### EXERCISE INSTRUCTIONS:
Show each line of the data below that has the string "территорию" in it.

### THE INPUT:
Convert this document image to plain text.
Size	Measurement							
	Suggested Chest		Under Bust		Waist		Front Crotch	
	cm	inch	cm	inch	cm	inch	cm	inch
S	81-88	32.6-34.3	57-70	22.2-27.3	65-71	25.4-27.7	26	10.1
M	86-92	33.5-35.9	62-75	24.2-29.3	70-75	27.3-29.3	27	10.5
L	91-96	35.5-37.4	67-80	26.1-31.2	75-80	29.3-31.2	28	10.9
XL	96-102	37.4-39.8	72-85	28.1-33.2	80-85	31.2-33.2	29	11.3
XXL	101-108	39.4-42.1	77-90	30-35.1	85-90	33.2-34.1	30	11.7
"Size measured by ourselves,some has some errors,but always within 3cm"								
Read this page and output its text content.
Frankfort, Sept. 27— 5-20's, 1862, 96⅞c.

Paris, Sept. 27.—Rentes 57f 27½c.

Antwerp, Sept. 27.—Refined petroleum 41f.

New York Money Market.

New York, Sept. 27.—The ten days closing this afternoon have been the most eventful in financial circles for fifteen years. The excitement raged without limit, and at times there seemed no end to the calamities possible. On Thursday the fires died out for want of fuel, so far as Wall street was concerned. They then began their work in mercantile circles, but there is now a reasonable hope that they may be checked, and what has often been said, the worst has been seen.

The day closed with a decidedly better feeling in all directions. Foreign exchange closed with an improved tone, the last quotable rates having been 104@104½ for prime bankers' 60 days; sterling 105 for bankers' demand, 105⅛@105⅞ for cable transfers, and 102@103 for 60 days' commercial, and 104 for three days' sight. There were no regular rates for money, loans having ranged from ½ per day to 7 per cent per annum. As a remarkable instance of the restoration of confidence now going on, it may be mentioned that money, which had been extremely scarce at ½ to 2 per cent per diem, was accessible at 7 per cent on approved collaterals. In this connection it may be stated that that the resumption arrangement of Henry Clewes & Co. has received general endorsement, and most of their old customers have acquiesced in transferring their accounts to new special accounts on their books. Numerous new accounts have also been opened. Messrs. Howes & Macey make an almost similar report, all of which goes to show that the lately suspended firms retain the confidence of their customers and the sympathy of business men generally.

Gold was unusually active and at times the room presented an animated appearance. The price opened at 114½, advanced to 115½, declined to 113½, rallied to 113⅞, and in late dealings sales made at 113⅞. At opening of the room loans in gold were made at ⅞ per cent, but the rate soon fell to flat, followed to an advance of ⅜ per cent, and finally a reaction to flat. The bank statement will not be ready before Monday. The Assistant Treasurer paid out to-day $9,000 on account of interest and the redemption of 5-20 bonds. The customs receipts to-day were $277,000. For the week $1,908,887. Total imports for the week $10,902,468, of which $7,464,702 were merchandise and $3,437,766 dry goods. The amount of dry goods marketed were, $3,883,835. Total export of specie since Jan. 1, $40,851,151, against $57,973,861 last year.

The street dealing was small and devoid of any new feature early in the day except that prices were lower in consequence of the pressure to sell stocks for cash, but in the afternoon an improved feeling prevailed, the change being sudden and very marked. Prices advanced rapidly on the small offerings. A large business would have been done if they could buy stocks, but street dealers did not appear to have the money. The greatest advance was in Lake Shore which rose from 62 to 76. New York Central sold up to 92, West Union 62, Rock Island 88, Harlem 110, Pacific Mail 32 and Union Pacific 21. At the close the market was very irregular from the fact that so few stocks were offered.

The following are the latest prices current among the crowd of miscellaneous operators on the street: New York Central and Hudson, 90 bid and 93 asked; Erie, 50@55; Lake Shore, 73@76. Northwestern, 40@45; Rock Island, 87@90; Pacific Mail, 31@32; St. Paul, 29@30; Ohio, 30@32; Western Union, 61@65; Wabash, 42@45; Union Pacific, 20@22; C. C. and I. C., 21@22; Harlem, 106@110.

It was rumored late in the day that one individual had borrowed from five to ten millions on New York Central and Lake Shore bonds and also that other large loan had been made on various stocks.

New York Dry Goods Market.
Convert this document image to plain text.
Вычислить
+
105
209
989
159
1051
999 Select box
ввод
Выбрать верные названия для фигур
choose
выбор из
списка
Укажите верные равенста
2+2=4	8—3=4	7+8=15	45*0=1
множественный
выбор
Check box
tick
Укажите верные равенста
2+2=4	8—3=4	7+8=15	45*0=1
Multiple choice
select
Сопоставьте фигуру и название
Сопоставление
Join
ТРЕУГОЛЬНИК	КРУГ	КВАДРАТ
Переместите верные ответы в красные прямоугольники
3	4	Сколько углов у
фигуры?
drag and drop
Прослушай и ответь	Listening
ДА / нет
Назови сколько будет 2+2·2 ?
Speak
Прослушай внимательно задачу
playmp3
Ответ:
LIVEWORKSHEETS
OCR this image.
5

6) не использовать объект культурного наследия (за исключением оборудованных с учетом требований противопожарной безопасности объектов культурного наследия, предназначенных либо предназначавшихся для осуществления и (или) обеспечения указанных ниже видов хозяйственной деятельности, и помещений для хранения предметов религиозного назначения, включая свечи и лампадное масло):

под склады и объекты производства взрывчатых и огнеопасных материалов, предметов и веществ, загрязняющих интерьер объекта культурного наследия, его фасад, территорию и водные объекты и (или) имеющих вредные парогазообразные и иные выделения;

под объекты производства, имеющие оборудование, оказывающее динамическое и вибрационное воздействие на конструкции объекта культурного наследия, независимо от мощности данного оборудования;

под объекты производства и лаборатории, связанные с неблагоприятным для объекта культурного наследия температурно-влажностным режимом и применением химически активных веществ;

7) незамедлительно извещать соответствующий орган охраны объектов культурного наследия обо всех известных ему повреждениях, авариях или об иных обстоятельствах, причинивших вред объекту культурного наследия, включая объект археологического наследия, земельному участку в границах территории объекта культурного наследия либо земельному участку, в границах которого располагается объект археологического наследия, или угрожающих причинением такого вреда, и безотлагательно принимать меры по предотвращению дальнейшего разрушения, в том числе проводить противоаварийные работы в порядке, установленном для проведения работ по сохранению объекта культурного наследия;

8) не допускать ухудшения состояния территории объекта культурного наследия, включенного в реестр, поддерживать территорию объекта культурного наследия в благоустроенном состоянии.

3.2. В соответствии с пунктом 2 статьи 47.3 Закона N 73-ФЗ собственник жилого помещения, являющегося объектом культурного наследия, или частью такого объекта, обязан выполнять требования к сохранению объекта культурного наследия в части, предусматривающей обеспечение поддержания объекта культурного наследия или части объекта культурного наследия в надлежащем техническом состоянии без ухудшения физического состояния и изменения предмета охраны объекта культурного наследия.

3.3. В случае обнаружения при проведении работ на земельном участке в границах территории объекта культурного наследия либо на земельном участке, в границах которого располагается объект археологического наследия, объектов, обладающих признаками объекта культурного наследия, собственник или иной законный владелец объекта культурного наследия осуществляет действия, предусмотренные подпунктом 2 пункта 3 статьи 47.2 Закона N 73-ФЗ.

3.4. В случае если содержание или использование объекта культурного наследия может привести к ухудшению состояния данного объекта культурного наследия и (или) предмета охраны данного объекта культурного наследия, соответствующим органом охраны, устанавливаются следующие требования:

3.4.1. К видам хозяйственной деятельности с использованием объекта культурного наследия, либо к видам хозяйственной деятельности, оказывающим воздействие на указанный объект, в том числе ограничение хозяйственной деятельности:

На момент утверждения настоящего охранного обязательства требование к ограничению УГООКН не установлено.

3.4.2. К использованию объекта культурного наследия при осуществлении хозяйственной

### SOLUTION TO THE PROBLEM:
под склады и объекты производства взрывчатых и огнеопасных материалов, предметов и веществ, загрязняющих интерьер объекта культурного наследия, его фасад, территорию и водные объекты и (или) имеющих вредные парогазообразные и иные выделения;
8) не допускать ухудшения состояния территории объекта культурного наследия, включенного в реестр, поддерживать территорию объекта культурного наследия в благоустроенном состоянии.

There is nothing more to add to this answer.